### STATED GOAL
Repeat the lines word for word, starting at the first line and ending at the line that contains "x-tick-label-2016: 2016 (1439, 1025, 1531, 1066)", with both of those lines included.

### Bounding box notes
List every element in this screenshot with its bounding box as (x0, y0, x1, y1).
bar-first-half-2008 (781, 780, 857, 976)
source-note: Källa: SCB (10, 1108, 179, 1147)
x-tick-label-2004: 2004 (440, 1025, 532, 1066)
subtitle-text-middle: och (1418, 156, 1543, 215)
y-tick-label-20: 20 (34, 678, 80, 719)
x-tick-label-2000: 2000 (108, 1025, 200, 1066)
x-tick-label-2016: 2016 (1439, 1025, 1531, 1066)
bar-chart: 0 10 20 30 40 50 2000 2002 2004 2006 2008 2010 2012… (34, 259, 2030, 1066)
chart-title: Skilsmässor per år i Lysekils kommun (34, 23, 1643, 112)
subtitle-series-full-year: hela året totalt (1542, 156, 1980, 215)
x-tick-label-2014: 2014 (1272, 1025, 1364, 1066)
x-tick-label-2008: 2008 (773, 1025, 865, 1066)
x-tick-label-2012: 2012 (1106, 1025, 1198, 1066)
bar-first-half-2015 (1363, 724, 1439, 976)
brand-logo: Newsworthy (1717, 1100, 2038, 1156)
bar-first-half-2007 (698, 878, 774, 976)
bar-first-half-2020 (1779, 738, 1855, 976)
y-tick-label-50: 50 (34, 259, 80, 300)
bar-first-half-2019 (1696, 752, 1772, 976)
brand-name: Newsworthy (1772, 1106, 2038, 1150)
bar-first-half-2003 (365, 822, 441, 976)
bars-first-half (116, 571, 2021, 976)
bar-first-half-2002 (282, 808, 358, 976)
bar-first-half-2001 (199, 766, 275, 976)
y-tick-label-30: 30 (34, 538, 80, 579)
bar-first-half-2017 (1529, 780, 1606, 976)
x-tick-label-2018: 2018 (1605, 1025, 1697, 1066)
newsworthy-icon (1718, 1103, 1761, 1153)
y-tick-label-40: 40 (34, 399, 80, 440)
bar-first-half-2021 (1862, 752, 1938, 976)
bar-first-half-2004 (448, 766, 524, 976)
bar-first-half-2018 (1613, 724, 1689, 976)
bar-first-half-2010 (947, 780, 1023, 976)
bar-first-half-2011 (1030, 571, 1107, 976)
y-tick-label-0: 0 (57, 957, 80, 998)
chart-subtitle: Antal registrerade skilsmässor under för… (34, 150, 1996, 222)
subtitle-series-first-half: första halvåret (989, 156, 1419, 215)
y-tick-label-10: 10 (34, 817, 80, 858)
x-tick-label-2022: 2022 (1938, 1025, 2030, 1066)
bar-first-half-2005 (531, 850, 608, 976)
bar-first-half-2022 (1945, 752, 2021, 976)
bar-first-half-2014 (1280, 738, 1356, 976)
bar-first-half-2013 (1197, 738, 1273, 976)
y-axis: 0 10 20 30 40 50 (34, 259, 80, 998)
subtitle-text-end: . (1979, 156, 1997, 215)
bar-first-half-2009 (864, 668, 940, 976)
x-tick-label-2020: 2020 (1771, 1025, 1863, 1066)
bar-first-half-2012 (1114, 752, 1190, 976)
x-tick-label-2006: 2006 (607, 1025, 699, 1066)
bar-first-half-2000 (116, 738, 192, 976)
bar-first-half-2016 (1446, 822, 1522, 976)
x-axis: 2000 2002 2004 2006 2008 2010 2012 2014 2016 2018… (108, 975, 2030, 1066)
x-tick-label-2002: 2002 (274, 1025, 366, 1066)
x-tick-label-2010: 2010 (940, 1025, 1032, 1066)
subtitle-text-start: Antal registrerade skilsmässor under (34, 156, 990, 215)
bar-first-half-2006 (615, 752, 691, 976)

### RESULT OF THE TASK
List every element in this screenshot with its bounding box as (x0, y0, x1, y1).
bar-first-half-2008 (781, 780, 857, 976)
source-note: Källa: SCB (10, 1108, 179, 1147)
x-tick-label-2004: 2004 (440, 1025, 532, 1066)
subtitle-text-middle: och (1418, 156, 1543, 215)
y-tick-label-20: 20 (34, 678, 80, 719)
x-tick-label-2000: 2000 (108, 1025, 200, 1066)
x-tick-label-2016: 2016 (1439, 1025, 1531, 1066)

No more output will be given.